Required actions:
1. Duplicate the part of the article on Africa's growth that runs from "This is an exciting" to "continental business environment.".
2. In the article on Africa's growth, what did the African Union develop in response to the search for inclusive and sustainable growth?

Developmental finance institutions and Africa’s growth

21 Nov, 2016 - 00:11 0 Views

The Herald

Erastus Mwencha: Correspondent

This is an exciting time for Africa. Since the beginning of the 2000s, Africa’s growth rate has more than doubled from just above 2 percent in 1980s and 1990s to above 5 percent between 2001 and 2014.This economic performance was favoured by an increased domestic and international demand; high commodity prices, public investments in infrastructure; tighter trade and investment linkages with emerging economies such as China and improving global economic and continental business environment.

But today, the situation has dramatically changed. Most of African countries are confronted by difficulties related to the sharp decline of commodity prices, particularly oil and metals with an impact on revenues. In addition, China’s growth slowdown to below 7 percent and its transition from investment and export of industrial goods towards consumption and service has also heavily impacted Africa’s economic performance. Further, climate change in the form of severe drought and floods have affected electricity generation and food security.

Despite these economic headwinds, Africa is still the second fastest growing economic zone, with an economic growth rate estimated above 5 percent in 2016. This estimation by the African Development Bank places the continent above the global average of 3,2 percent and the estimated 1,7 percent and 2 percent for the Eurozone and the US respectively. The continent is also still posting good performance in terms of attractiveness for foreign direct investments inflows estimated to reach US$55-60 billion in 2016. On a regional note, although intra-African cross-border investments have risen, they only account for 19 percent of total investment to Africa and 12 percent of Africa total foreign investment compared to 33 percent in Asia.

On the social front, Africa has made steady progress in addressing key socio-economic challenges. In many countries, the incidence of extreme poverty has declined. Attending primary school has become the norm, with most countries having achieved universal primary enrolment (above 90 percent). Nearly one half of African countries have achieved gender parity in primary school.

Health has also seen major gains: under-five mortality declined from 146 deaths per 1 000 live births in 1990 to 90 deaths in 2011, a 38 percent decrease. Similarly, the maternal mortality ratio fell from 745 deaths per 100 000 live births in 1990 to 429 in 2010, a 42 percent decrease.

But Africa’s growth episode has not been sufficiently inclusive and diverse because it is still mainly based on natural resources exploitation and export without added value, and therefore no opportunity to maximise the share of wealth drawn from its vast raw materials for Africans. It is in this context of seeking inclusive and sustainable growth that the African Union has responded by developing Agenda 2063 for the “Africa We Want”.

Agenda 2063, which embeds the global Sustainable Development Goals (SDGs), is a forward-looking vision that projects Africa over the next five decades considering it as “an integrated and prosperous continent, where growth is inclusive; a continent at peace with himself, playing an active role on the global scene.”

(Boxed element entries)
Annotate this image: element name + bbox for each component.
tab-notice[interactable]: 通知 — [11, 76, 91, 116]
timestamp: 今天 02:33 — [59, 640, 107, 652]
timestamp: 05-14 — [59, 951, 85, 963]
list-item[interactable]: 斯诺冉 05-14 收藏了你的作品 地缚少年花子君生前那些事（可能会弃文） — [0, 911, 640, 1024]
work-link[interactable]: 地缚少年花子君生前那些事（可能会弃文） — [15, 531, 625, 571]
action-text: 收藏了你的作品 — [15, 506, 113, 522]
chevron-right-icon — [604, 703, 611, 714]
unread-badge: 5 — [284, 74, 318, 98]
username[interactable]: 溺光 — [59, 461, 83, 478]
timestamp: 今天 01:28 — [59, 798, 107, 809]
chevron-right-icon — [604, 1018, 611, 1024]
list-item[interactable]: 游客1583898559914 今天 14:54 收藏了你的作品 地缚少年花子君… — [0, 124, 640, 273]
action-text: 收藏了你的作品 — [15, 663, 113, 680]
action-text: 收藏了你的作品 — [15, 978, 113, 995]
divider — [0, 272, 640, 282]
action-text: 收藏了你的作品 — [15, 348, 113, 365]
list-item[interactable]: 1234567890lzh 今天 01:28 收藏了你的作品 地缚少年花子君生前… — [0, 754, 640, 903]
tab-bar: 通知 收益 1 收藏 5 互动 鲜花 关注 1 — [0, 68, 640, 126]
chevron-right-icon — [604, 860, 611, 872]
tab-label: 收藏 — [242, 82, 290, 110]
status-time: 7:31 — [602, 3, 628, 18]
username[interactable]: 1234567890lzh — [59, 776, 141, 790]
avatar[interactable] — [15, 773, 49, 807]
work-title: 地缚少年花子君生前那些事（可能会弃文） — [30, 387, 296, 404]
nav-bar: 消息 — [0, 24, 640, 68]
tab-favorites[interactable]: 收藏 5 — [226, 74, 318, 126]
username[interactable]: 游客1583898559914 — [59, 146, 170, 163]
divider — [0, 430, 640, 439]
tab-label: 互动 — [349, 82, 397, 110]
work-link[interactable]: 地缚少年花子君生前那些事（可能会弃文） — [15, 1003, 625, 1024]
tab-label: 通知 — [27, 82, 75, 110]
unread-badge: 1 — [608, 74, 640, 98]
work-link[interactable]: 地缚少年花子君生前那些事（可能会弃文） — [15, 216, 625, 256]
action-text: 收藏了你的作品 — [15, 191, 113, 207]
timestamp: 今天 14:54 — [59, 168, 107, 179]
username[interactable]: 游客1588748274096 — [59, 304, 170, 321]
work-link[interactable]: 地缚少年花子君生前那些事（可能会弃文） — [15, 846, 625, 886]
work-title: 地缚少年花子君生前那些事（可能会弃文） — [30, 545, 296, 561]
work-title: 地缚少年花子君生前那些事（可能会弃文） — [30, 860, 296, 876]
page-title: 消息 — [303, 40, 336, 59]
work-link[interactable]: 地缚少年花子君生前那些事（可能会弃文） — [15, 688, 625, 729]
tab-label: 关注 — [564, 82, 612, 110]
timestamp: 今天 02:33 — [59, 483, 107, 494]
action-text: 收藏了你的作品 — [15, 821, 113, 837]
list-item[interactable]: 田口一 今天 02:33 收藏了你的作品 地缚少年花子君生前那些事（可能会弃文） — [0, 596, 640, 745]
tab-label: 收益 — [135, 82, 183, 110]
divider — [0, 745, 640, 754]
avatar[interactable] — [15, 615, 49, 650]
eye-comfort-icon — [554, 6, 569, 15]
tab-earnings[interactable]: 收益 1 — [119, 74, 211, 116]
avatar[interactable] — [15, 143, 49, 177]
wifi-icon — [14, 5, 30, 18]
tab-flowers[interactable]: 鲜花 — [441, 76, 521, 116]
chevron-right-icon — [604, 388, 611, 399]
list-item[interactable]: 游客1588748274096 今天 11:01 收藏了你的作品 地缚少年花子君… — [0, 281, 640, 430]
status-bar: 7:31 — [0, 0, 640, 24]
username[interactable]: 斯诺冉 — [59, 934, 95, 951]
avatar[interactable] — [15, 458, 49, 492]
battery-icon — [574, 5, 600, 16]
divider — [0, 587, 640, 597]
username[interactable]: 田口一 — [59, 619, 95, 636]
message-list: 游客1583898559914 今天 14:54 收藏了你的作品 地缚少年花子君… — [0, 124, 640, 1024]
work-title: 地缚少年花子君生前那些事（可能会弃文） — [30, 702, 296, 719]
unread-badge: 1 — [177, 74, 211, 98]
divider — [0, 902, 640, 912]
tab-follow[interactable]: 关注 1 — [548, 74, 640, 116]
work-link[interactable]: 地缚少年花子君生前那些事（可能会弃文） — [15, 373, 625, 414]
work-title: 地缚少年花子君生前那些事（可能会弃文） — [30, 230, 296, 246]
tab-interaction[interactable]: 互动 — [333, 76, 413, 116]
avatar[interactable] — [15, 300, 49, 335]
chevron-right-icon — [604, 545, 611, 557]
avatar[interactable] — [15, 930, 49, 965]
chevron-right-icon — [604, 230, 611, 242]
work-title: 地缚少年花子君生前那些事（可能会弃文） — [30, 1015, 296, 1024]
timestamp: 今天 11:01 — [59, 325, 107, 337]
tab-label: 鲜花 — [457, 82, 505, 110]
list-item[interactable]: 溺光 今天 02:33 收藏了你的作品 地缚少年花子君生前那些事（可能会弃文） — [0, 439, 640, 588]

Solutions per task:
1.
This is an exciting time for Africa. Since the beginning of the 2000s, Africa’s growth rate has more than doubled from just above 2 percent in 1980s and 1990s to above 5 percent between 2001 and 2014.This economic performance was favoured by an increased domestic and international demand; high commodity prices, public investments in infrastructure; tighter trade and investment linkages with emerging economies such as China and improving global economic and continental business environment.

2. Agenda 2063, for the "Africa We Want."